=== Listing ===

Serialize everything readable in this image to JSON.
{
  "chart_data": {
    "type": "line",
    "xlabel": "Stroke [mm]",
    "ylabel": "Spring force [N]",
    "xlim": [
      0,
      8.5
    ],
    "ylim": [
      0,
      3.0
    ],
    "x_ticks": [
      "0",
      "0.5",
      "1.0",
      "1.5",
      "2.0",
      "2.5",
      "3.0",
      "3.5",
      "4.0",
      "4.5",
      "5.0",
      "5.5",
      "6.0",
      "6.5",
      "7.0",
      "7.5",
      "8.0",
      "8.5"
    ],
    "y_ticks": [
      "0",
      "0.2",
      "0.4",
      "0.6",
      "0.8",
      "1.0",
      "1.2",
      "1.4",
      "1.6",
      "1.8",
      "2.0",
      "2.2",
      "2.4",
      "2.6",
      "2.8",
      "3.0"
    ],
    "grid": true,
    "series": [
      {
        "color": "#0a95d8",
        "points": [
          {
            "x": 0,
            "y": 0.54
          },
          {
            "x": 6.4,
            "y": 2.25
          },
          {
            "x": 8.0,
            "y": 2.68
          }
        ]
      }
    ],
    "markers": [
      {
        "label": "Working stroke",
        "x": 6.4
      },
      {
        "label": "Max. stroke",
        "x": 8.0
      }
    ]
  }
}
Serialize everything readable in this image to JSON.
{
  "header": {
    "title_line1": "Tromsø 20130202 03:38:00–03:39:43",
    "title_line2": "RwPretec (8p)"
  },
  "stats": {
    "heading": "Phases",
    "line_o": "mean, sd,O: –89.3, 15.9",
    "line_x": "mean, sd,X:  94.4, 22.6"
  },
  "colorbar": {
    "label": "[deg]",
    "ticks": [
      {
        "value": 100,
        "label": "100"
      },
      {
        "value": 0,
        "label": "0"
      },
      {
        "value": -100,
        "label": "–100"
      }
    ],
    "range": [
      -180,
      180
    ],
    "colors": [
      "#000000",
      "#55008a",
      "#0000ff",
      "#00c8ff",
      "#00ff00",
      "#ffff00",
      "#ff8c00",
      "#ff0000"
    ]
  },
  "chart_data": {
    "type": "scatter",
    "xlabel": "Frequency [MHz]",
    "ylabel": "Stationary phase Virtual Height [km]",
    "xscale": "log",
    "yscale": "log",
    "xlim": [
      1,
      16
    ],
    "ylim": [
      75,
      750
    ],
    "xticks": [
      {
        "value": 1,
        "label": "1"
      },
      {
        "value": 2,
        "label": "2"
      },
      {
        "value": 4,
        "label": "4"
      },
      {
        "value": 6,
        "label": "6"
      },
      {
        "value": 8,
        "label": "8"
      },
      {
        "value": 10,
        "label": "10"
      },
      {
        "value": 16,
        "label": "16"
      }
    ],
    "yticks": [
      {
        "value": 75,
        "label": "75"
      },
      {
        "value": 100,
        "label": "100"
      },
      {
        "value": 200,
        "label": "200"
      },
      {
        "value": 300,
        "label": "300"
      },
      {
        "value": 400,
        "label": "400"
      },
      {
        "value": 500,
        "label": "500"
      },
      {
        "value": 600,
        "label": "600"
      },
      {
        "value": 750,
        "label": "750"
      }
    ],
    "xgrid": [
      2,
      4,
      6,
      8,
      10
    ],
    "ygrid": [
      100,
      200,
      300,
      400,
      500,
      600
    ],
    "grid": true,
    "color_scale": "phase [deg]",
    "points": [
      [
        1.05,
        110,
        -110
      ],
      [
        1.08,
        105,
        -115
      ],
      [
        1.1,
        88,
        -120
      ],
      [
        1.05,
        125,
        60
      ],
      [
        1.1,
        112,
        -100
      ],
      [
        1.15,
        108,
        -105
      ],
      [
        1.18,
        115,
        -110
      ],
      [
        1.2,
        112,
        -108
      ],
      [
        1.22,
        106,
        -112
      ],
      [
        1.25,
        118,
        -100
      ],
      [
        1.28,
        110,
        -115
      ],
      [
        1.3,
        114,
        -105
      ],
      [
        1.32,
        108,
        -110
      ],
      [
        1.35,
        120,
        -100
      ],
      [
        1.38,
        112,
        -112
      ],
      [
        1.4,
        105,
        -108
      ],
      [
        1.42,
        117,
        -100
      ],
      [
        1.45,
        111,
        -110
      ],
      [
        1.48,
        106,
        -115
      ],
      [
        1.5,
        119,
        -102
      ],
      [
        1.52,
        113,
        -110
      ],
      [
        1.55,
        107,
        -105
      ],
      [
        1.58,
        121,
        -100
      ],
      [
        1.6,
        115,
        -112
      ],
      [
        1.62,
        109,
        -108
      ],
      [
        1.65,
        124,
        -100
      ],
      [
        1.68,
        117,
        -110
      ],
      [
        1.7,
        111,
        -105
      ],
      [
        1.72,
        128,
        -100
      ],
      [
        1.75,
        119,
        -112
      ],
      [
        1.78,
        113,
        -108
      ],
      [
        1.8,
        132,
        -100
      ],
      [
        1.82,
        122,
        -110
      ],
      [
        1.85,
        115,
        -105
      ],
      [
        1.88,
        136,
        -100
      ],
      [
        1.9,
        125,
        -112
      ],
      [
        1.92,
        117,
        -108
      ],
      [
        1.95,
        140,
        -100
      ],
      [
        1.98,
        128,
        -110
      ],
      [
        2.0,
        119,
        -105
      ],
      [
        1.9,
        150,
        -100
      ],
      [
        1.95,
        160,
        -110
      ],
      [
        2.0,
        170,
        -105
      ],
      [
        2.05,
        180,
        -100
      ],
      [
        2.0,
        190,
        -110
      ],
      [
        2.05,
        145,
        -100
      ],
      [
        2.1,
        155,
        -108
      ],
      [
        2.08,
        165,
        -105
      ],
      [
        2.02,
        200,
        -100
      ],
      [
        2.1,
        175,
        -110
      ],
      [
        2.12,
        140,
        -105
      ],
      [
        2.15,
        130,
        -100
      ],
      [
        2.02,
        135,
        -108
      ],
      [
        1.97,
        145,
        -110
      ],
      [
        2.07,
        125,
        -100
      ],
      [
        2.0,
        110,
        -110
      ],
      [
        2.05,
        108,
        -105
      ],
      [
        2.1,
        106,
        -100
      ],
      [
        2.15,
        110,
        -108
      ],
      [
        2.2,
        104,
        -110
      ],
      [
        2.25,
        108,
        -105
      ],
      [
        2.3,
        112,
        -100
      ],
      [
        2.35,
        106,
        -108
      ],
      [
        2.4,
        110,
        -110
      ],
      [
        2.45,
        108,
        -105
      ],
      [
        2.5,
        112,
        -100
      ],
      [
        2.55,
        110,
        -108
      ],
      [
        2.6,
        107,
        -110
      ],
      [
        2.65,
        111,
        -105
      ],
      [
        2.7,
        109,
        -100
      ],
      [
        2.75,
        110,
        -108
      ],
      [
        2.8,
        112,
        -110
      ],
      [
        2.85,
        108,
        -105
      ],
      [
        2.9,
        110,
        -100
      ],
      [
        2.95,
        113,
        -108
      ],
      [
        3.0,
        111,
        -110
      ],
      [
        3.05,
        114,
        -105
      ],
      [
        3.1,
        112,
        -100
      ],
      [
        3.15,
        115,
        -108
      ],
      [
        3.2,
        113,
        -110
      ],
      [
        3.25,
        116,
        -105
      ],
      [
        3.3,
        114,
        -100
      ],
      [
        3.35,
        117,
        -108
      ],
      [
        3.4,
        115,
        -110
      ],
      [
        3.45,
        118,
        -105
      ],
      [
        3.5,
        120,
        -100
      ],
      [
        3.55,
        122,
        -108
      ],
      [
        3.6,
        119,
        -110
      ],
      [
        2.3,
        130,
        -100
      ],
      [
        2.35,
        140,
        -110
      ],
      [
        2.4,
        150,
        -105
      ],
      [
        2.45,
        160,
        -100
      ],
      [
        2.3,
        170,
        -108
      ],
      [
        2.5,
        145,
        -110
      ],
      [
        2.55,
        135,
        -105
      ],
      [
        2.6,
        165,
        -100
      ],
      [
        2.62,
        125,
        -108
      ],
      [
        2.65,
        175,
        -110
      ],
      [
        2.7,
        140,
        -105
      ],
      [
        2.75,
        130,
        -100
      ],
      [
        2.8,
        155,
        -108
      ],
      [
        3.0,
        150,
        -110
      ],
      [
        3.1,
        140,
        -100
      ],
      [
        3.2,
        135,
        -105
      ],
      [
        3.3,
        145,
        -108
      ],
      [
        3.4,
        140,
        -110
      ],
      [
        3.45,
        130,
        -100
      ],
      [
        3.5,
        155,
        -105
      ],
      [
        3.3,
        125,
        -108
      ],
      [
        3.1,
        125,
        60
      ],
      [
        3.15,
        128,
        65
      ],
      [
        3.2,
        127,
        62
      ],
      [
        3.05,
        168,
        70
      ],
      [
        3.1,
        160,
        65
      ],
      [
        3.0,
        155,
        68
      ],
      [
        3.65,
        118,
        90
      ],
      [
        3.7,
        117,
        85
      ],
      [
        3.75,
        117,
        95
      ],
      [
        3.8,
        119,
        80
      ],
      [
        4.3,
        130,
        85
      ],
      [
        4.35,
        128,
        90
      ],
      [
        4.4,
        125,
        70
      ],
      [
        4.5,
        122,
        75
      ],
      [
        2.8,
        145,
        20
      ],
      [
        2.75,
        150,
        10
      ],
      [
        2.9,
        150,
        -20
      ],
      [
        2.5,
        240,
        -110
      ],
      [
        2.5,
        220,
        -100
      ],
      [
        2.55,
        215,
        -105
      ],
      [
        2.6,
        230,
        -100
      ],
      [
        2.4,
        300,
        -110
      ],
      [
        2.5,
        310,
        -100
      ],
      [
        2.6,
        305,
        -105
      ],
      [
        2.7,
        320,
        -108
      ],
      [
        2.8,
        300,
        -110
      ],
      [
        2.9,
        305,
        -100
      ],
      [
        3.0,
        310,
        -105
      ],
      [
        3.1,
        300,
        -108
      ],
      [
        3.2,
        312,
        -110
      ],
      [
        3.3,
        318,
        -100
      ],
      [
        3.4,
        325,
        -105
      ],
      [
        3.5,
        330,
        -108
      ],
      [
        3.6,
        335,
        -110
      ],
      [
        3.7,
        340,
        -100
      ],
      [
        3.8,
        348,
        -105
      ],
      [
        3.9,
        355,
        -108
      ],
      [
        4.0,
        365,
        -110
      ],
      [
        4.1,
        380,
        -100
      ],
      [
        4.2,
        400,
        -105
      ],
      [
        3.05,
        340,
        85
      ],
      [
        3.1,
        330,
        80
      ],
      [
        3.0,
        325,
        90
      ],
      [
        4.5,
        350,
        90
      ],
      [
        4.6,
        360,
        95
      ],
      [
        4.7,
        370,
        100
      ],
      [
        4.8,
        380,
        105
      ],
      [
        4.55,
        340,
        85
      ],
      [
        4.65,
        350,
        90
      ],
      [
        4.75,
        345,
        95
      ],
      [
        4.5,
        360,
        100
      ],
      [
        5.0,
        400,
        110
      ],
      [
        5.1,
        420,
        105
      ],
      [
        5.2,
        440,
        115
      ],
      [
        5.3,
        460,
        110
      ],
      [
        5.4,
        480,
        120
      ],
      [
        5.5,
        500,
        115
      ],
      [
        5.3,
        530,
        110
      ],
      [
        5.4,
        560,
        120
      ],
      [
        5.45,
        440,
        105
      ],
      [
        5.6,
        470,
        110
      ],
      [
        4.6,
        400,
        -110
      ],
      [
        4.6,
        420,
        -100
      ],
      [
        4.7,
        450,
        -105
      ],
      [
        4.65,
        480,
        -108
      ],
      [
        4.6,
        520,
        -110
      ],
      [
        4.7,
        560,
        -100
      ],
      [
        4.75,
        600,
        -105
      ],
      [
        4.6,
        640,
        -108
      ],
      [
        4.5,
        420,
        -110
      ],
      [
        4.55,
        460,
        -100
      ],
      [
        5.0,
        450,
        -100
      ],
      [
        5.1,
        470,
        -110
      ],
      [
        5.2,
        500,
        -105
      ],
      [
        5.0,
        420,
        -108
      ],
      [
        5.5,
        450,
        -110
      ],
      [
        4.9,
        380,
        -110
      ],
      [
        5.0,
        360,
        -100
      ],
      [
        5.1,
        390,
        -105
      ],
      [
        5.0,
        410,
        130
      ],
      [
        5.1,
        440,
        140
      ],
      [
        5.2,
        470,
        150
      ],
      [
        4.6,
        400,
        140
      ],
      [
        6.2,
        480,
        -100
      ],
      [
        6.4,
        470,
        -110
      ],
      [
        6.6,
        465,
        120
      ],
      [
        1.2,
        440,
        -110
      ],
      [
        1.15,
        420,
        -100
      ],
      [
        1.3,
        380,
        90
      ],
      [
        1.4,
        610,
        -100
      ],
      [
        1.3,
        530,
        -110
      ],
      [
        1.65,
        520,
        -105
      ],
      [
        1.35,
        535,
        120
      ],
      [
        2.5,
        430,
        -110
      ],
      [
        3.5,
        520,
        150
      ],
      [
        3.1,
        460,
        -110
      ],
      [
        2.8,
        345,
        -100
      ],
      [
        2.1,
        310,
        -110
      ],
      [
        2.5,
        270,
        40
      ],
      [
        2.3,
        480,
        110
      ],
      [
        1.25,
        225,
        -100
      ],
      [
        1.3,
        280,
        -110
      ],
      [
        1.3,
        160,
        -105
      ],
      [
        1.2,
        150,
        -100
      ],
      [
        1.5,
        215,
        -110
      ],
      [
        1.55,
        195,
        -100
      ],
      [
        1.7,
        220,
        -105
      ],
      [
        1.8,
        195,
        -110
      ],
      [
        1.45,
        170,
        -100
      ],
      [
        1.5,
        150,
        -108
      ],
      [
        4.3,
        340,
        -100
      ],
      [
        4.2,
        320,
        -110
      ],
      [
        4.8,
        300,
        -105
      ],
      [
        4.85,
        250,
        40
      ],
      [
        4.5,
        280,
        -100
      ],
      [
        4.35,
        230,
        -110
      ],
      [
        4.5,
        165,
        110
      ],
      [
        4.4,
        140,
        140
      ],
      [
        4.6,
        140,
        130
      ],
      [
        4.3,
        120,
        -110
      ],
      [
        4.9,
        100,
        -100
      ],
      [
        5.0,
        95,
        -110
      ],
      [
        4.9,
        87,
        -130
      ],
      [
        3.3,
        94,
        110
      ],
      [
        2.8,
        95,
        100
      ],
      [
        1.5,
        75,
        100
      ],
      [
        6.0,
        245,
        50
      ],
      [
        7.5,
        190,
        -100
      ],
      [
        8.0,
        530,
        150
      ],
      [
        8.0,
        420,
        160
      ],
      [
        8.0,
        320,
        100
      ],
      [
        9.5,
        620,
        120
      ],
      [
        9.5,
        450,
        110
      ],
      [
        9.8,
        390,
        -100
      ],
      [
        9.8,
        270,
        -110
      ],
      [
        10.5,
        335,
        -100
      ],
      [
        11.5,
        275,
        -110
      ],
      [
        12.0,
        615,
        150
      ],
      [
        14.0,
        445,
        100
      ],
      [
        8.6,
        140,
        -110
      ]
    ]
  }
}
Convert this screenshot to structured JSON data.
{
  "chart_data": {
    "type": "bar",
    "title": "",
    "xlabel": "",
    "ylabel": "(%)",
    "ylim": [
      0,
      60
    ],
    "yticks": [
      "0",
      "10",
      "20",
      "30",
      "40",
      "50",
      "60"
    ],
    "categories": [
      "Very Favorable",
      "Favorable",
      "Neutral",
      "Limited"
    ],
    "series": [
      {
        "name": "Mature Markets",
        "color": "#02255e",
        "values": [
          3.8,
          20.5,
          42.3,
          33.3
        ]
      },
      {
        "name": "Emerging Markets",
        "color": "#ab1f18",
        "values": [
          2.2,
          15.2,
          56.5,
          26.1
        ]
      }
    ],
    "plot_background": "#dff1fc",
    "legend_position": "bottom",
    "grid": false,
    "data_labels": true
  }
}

===

[Problem description]
Each line with the string "ylabel" in it needs to be found and copied.

[In response]
    "ylabel": "Spring force [N]",
    "ylabel": "Stationary phase Virtual Height [km]",
    "ylabel": "(%)",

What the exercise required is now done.